# PASSAGE TO READ
R/compute_similarity_epigenome.R

Defines functions compute_similarity_from_matrix_epigenome compute_epigenome_matrix compute_similarity_epigenome_flat compute_similarity_epigenome

Documented in compute_similarity_epigenome compute_similarity_epigenome_flat

#' compute_similarity_epigenome
#'
#' This function computes the epigenome profile similarities between query regions and
#' the corresponding list of target regions.
#'
#' @param gr_query
#' The query genomic regions of \code{\link[GenomicRanges]{GRanges}} class.
#' @param gr_target_list
#' The corresponding candidate target regions of \code{\link[GenomicRanges]{GRangesList}} class.

# GIVEN RECORDS
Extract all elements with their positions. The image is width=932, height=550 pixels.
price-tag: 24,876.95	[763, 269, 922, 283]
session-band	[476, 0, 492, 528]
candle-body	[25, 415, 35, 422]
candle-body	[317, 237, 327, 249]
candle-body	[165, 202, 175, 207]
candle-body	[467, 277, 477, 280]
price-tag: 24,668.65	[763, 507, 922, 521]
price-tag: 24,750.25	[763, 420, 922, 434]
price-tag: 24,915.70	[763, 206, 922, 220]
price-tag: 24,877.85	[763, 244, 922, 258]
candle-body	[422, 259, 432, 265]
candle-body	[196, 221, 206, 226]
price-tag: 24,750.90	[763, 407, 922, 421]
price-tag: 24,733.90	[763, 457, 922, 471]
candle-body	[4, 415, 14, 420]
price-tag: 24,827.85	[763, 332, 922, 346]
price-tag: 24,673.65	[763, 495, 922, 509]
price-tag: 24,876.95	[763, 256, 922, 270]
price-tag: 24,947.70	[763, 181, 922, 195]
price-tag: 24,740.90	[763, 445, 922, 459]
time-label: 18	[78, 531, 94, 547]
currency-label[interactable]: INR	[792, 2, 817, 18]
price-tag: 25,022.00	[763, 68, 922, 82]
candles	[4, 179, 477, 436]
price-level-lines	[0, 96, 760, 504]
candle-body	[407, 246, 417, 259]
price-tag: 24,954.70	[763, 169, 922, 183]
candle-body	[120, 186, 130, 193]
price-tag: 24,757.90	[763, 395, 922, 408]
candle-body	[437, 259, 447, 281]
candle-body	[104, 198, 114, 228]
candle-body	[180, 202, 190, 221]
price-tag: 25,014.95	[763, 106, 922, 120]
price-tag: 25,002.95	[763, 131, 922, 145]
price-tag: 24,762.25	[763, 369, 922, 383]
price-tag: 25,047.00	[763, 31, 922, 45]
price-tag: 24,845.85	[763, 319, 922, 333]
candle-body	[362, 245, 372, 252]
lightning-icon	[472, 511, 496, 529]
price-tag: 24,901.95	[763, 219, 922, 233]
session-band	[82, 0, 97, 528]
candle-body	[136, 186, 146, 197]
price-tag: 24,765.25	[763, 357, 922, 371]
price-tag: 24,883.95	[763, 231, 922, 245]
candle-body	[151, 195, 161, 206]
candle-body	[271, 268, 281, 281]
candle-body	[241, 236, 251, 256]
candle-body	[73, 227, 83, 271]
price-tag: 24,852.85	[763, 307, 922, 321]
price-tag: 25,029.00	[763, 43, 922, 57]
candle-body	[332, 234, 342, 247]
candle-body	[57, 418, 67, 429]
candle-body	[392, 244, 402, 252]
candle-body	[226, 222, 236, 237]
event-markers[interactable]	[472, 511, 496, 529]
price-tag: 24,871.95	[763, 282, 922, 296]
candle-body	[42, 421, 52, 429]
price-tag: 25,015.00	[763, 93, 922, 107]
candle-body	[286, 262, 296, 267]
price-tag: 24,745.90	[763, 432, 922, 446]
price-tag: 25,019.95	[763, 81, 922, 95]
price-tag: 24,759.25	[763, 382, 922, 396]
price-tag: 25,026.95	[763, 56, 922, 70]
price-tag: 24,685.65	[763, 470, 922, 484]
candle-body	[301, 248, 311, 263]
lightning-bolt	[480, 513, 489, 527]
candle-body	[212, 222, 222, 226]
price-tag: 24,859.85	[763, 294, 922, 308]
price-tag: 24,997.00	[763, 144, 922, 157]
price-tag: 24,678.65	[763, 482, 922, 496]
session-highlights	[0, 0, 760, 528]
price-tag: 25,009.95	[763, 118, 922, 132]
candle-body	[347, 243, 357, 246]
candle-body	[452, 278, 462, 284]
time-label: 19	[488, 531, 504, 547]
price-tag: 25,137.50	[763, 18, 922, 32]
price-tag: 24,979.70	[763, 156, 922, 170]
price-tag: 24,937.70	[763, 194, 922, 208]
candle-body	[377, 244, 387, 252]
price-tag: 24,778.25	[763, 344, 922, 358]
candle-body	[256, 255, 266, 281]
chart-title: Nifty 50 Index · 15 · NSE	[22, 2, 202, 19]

# REQUIRED WORK
A. Translate this sentence from the compute_similarity_epigenome documentation into Spanish: "This function computes the epigenome profile similarities between query regions and the corresponding list of target regions."
B. Write a continuation of the compute_similarity_epigenome documentation, starting after its last line.
The rows have nothing to do with the R documentation for compute_similarity_epigenome.

# RESPONSES IN ORDER
A. Esta función calcula las similitudes de los perfiles epigenómicos entre las regiones de consulta y la lista correspondiente de regiones objetivo.

B.
#' The length of gr_target_list should be the same as the length of gr_query
#' @param query_grlist
#' The epigenomic datasets in query genome, \code{\link[GenomicRanges]{GRangesList}} class.
#' @param target_grlist
#' The epigenomic datasets in target genome, \code{\link[GenomicRanges]{GRangesList}} class.
#' Should match with query_grlist.
#' @param weights
#' The weights of epigenomic datasets. A numeric vector with length equal to the number of epigenomic datasets.
#' Default is NULL (equal weights).
#' @param maxgap
#' The maxgap allowed for overlapping. Default is 500L.
#' @param metric
#' The metric for computing similarities between indicators.
#' One of 'cosine' and 'jaccard'. Default is 'cosine'.
#' @param verbose
#' Print messages or not. Default is TRUE.
#'
#' @return
#' A \code{\link[GenomicRanges]{GRangesList}} class the same structure as gr_target_list
#' with an extra meta column named "epigenome" measuring the similarity score of epigenome
#' datasets.
#'
#' @examples
#'
#' \dontrun{
#' data('data_example')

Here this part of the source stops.